→ GOAL OF THE EXERCISE:
Work through the data below and copy out every line where "ketamine" is found.

→ PROVIDED MATERIAL:

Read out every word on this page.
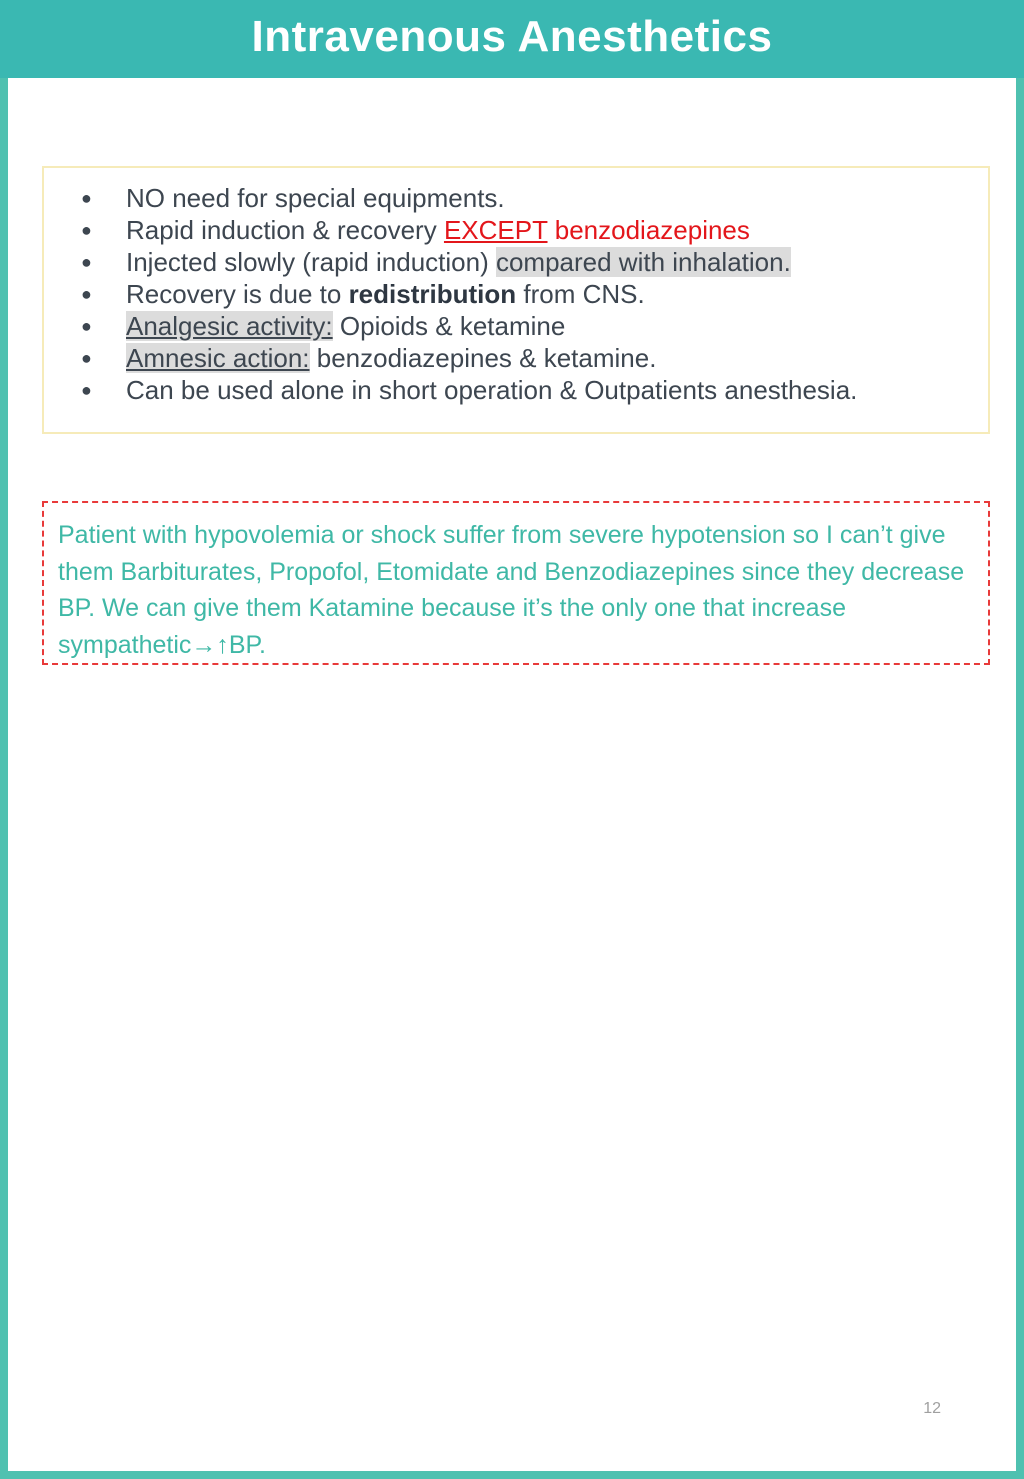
Intravenous Anesthetics
● NO need for special equipments.
● Rapid induction & recovery EXCEPT benzodiazepines
● Injected slowly (rapid induction) compared with inhalation.
● Recovery is due to redistribution from CNS.
● Analgesic activity: Opioids & ketamine
● Amnesic action: benzodiazepines & ketamine.
● Can be used alone in short operation & Outpatients anesthesia.
Patient with hypovolemia or shock suffer from severe hypotension so I can’t give them Barbiturates, Propofol, Etomidate and Benzodiazepines since they decrease BP. We can give them Katamine because it’s the only one that increase sympathetic→↑BP.
12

→ REPLY TO THE TASK:
● Analgesic activity: Opioids & ketamine
● Amnesic action: benzodiazepines & ketamine.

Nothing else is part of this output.